> _MATERIAL FOR THIS TASK_

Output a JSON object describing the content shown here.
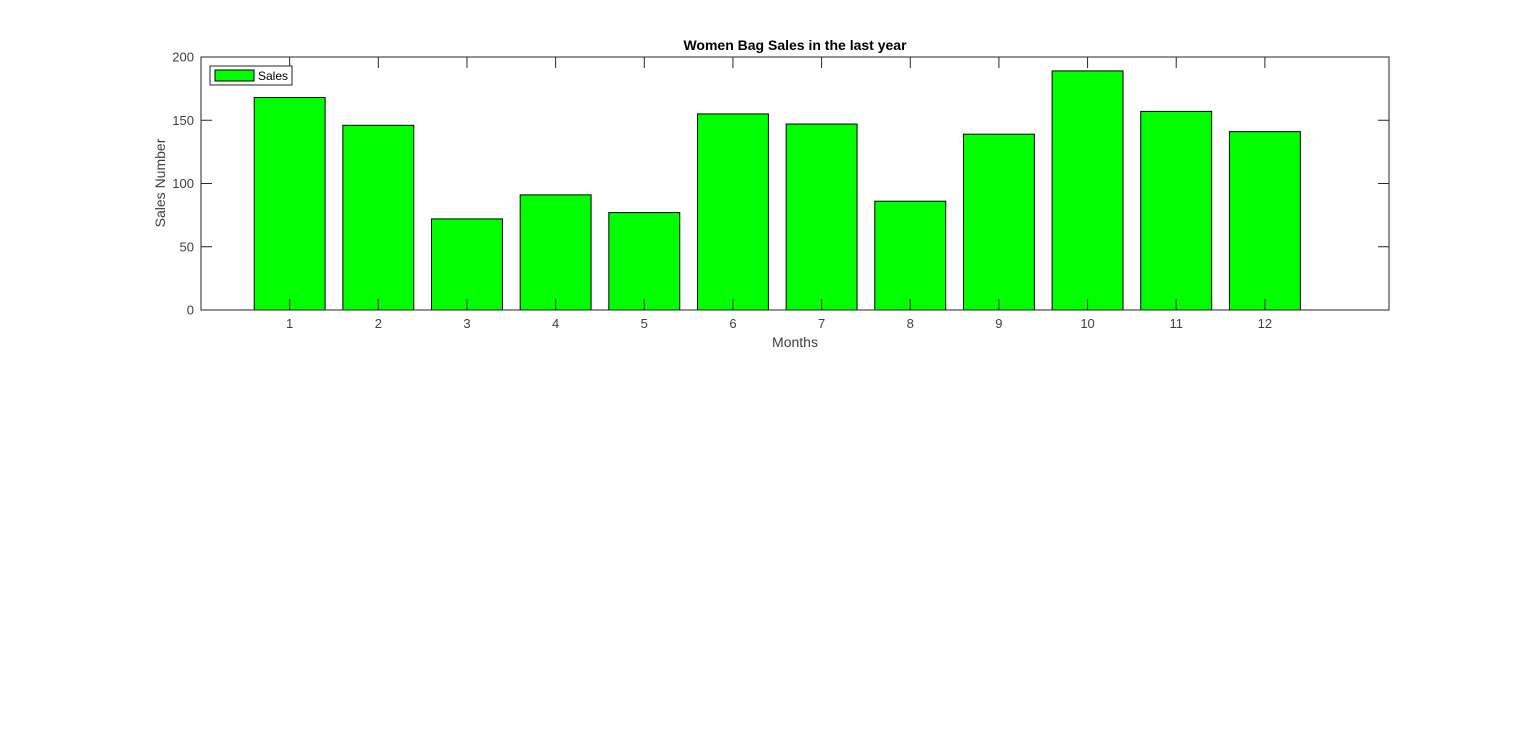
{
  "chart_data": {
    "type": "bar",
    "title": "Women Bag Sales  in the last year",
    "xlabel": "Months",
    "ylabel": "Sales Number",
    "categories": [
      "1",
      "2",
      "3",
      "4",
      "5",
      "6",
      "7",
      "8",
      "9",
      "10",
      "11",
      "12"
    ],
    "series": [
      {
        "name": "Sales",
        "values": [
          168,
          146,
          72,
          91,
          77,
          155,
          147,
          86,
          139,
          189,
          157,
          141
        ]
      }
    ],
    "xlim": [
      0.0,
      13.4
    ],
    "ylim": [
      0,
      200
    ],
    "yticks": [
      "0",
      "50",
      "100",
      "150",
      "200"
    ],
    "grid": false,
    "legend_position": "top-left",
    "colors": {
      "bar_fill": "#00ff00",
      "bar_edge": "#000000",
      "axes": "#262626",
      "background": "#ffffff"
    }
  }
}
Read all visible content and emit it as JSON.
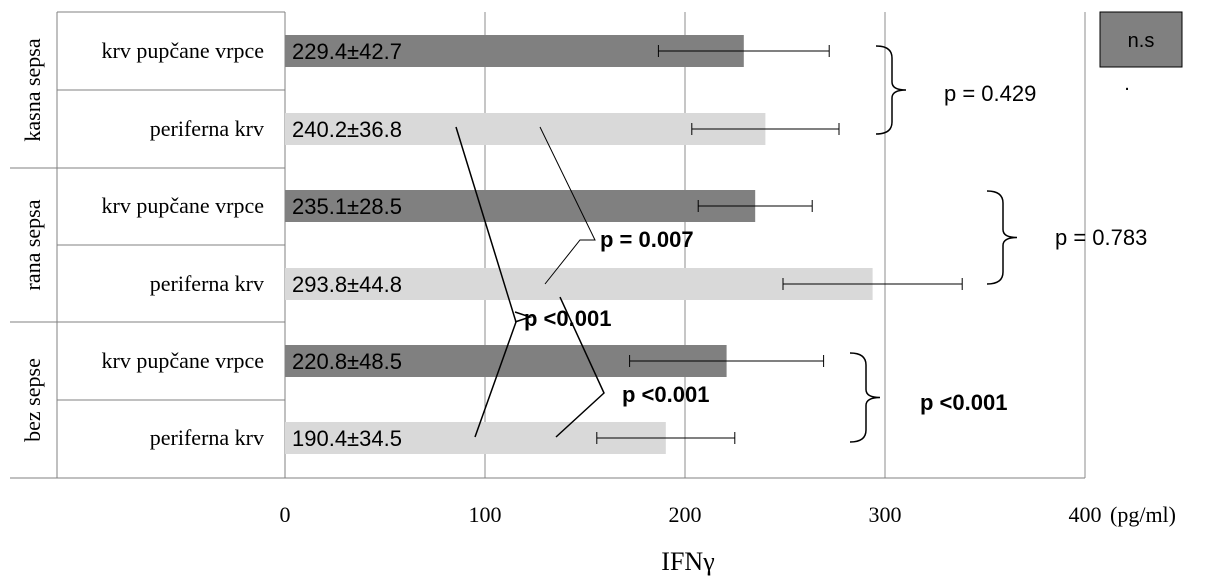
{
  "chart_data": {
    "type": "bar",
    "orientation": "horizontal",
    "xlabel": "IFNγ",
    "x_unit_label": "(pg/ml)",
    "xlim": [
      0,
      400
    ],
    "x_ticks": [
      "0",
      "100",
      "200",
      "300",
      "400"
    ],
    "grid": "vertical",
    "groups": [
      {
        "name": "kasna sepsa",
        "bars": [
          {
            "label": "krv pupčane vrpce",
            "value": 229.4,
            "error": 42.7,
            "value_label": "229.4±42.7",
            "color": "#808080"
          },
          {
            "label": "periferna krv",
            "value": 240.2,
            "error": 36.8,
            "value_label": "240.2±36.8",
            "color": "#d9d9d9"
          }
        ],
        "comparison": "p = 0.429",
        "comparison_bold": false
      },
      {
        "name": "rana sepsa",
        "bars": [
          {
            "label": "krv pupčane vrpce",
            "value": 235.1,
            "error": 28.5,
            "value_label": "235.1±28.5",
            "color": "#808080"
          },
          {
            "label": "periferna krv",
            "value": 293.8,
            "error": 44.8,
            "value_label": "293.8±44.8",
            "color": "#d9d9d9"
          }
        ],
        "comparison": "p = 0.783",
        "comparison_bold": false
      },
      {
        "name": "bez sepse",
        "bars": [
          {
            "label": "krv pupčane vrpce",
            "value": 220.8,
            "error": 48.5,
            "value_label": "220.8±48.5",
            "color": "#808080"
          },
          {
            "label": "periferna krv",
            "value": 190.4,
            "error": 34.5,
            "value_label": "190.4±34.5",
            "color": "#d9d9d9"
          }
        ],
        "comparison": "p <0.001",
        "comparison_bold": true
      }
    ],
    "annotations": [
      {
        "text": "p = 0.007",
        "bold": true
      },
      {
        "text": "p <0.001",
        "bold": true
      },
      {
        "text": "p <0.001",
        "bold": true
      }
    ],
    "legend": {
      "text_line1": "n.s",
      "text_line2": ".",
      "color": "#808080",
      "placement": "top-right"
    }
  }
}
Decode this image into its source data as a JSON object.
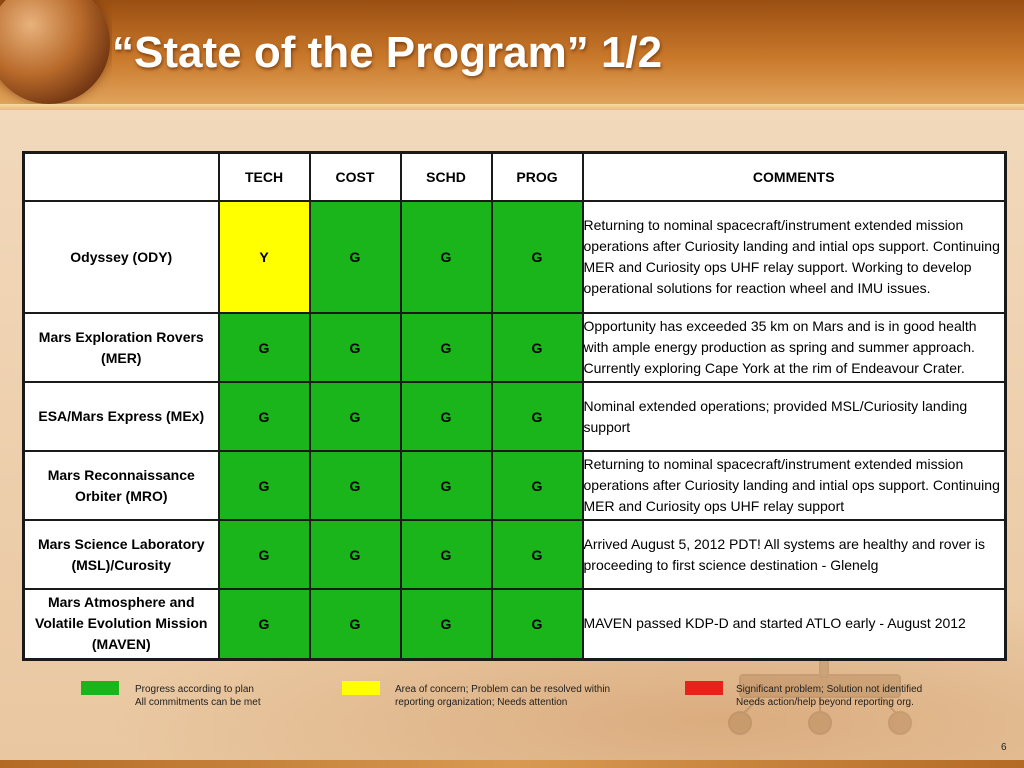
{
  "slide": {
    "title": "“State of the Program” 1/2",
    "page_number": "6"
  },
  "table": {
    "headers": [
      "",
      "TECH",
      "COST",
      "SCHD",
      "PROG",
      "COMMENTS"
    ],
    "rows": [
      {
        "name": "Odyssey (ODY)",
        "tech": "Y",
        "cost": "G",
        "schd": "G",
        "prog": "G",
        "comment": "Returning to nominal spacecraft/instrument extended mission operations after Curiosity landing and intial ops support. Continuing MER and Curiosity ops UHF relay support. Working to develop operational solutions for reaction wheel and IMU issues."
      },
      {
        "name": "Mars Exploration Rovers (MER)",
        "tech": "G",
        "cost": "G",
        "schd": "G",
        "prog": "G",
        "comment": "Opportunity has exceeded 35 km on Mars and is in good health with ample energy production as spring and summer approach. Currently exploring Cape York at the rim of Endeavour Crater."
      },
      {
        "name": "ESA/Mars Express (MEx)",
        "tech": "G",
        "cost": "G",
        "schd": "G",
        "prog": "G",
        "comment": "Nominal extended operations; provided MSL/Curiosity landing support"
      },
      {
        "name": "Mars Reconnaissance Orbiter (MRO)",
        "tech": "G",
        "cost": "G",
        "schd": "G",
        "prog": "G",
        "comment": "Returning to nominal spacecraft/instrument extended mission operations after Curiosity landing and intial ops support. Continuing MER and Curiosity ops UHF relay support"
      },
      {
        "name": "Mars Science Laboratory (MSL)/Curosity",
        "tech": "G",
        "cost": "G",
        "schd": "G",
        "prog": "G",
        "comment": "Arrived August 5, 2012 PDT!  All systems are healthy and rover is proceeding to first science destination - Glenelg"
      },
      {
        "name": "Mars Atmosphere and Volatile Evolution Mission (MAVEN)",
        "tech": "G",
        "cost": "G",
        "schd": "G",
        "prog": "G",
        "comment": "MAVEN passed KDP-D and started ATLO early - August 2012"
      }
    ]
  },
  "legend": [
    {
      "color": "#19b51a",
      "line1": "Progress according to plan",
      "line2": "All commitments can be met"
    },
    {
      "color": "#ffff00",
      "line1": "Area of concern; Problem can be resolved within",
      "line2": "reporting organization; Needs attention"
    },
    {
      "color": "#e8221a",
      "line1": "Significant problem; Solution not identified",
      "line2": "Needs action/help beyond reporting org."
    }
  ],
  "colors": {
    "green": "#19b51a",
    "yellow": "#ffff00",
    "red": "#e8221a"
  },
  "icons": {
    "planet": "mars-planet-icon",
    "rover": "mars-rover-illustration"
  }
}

> _WHAT YOU NEED TO DO_
Copy all the lines above that hold the string "Needs".

> _EXERCISE SOLUTION_
      "line2": "reporting organization; Needs attention"
      "line2": "Needs action/help beyond reporting org."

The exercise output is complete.